• _Entries supplied_
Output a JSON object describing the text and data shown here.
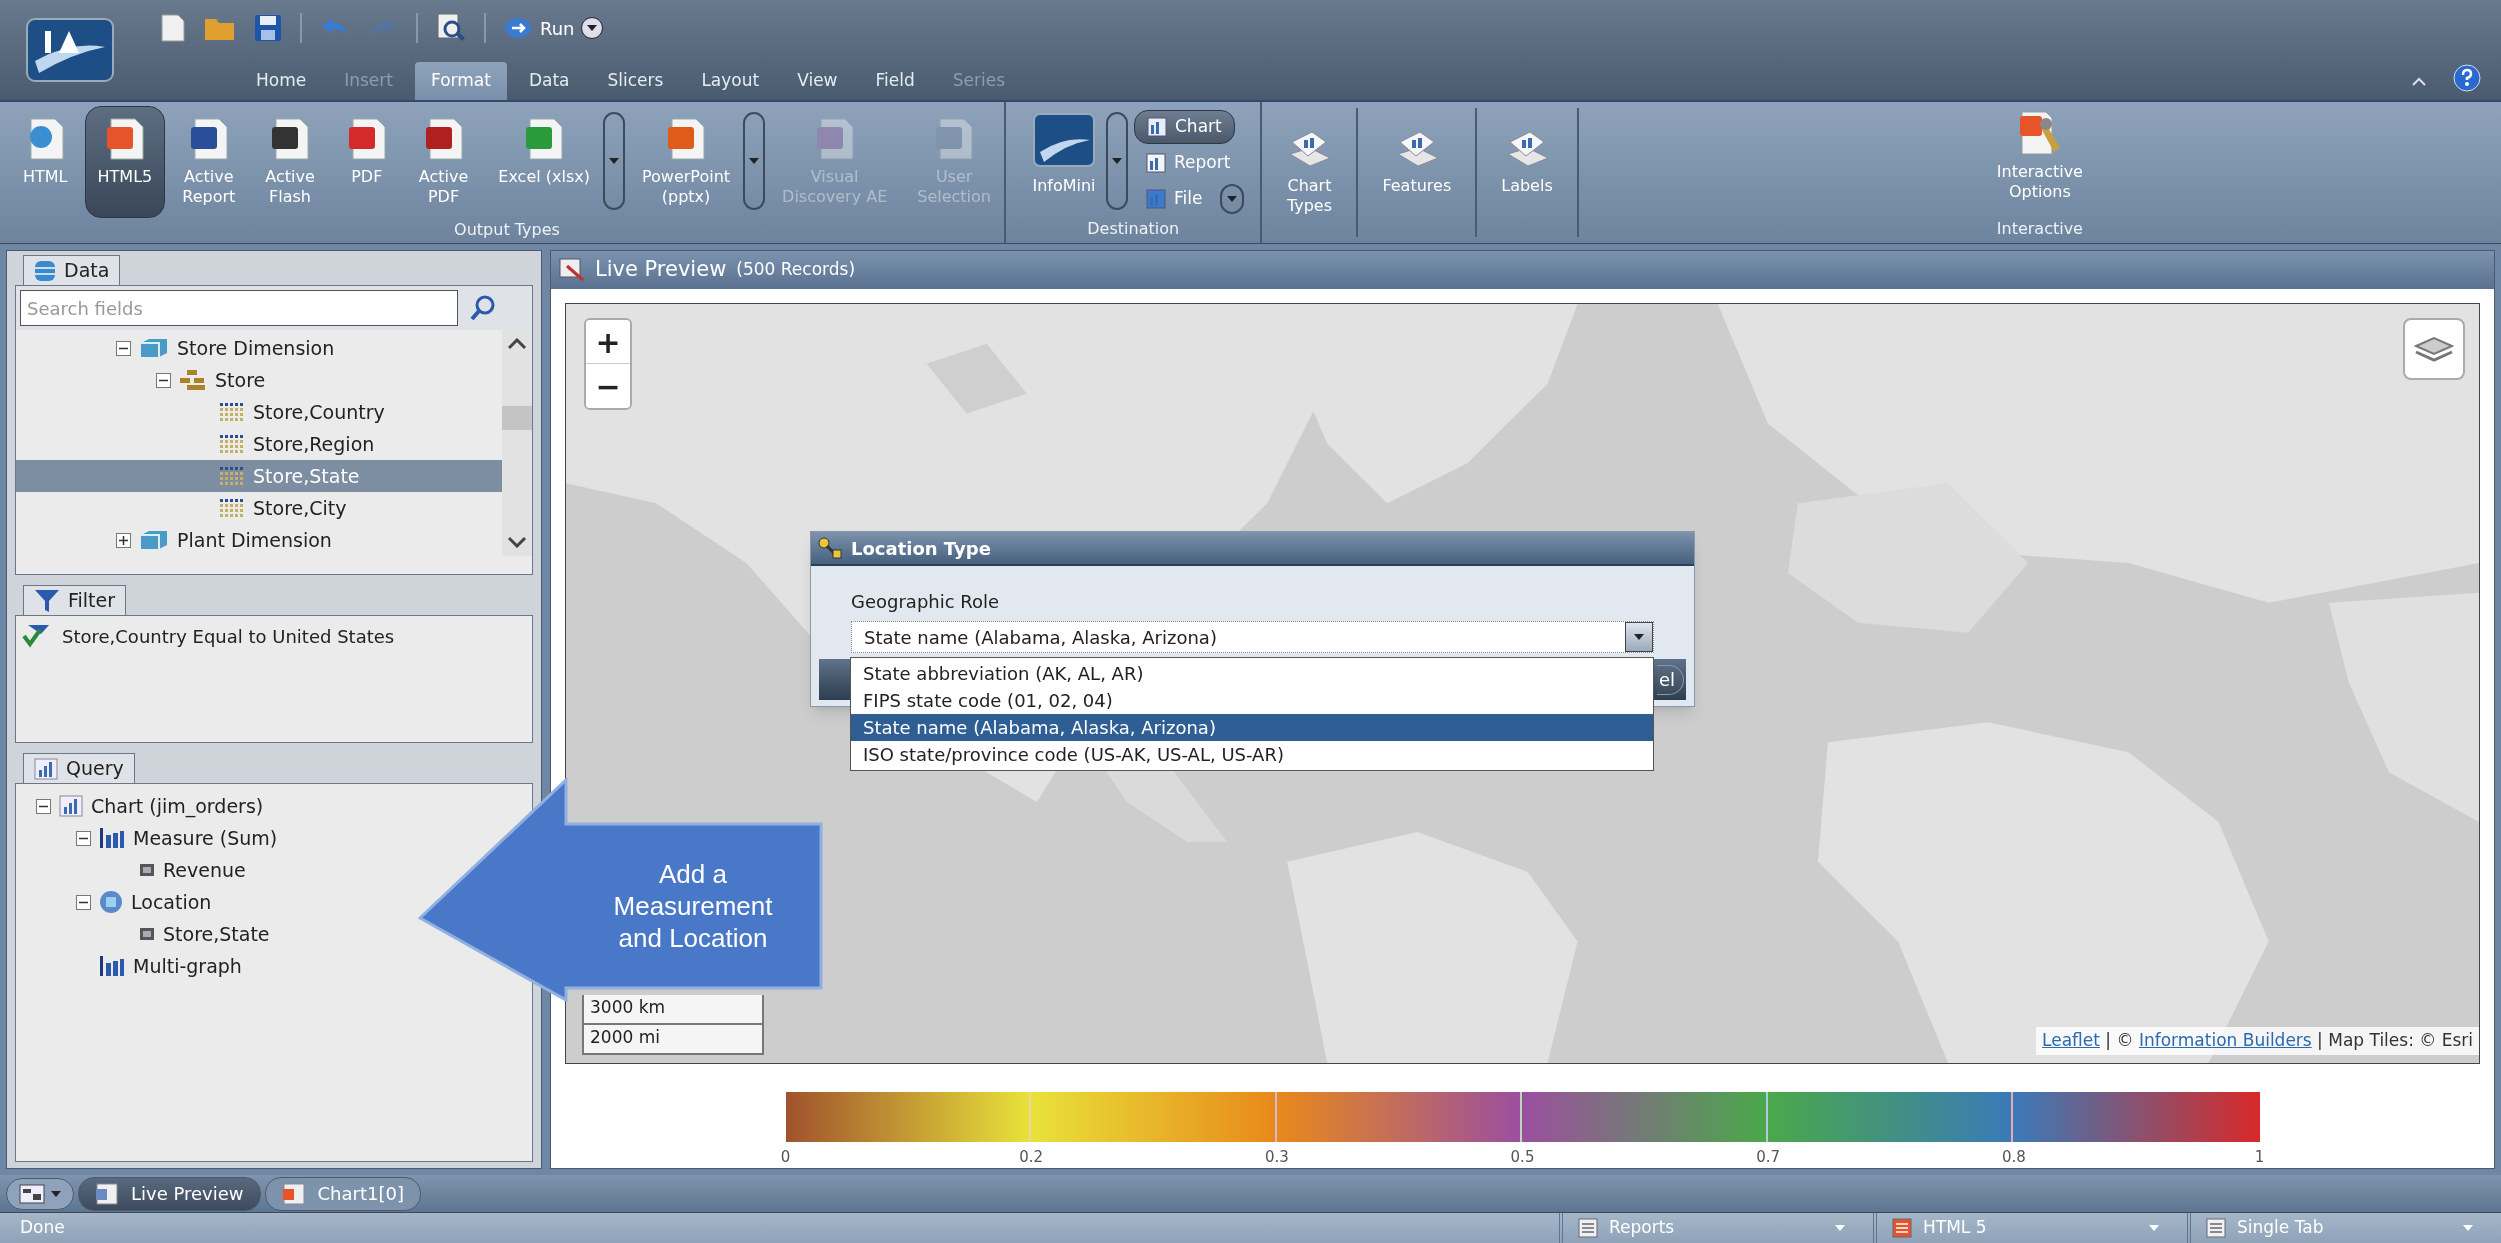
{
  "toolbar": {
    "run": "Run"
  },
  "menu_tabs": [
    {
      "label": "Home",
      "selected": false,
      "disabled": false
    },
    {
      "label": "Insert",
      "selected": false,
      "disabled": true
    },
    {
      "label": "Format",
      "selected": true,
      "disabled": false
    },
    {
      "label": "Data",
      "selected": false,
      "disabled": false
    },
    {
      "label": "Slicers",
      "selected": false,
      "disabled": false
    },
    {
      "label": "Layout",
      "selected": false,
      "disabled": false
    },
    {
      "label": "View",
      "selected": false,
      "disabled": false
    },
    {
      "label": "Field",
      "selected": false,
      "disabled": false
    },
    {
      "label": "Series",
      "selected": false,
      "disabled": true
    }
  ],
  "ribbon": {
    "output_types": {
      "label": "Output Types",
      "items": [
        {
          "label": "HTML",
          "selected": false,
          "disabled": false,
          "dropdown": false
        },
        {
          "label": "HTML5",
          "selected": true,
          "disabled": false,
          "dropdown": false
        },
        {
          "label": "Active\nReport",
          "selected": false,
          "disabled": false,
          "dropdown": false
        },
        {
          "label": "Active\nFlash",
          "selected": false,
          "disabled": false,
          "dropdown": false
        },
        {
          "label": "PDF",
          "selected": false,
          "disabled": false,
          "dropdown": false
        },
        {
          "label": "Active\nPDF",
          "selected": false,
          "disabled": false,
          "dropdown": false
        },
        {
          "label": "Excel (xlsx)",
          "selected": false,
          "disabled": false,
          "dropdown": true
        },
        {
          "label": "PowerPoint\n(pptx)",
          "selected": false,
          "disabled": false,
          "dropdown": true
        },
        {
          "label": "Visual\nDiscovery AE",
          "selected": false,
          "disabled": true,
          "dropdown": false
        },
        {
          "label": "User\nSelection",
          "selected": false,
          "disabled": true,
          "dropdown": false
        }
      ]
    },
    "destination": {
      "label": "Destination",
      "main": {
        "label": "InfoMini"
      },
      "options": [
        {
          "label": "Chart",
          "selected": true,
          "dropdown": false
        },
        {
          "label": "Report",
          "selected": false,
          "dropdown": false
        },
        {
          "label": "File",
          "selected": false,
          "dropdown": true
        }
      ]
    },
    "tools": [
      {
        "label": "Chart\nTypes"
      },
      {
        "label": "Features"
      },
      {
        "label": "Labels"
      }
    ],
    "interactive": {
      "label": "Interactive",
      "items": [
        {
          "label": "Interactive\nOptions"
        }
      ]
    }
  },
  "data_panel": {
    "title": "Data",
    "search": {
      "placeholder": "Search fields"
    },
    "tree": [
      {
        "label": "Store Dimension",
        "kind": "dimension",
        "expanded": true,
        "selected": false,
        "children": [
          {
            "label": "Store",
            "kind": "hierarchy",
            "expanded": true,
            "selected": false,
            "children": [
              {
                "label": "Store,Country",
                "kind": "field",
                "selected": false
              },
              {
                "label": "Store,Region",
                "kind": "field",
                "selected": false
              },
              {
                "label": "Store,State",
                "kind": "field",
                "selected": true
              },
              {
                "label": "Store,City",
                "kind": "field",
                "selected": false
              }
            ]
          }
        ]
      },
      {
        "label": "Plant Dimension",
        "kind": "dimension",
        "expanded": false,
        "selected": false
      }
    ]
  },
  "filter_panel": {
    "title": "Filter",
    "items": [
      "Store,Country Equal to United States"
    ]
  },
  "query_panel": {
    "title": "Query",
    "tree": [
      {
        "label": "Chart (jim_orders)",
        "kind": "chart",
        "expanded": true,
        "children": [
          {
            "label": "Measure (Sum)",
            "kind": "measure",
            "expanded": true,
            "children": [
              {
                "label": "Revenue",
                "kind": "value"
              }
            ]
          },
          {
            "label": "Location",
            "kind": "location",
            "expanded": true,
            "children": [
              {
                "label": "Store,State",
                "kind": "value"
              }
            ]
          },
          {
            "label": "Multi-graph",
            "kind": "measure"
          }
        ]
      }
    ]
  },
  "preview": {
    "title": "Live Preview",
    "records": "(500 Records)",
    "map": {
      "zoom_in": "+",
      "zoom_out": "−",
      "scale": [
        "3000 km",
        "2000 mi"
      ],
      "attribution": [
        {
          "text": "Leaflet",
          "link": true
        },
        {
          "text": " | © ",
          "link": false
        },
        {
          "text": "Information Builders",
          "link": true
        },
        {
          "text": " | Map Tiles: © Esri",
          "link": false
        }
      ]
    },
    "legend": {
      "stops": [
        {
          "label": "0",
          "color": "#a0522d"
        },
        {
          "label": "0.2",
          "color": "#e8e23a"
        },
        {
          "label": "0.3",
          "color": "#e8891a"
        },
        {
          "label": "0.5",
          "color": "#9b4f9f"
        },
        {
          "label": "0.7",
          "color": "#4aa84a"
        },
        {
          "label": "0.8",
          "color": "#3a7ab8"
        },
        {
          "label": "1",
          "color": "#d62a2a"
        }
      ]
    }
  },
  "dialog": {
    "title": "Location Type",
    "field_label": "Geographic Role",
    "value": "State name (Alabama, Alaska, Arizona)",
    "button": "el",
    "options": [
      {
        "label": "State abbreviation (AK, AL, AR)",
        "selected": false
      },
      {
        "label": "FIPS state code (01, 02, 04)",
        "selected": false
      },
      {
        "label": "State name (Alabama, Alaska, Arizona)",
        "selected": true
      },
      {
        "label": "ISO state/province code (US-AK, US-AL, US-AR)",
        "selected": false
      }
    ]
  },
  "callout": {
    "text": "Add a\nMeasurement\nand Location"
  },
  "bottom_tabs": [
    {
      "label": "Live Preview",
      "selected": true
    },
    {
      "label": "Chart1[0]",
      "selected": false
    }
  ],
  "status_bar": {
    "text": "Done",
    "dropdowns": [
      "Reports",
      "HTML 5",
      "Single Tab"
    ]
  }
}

• _Your objective_
Above are the records; copy every line in them that holds the word "code".

• _Reply_
        "label": "FIPS state code (01, 02, 04)",
        "label": "ISO state/province code (US-AK, US-AL, US-AR)",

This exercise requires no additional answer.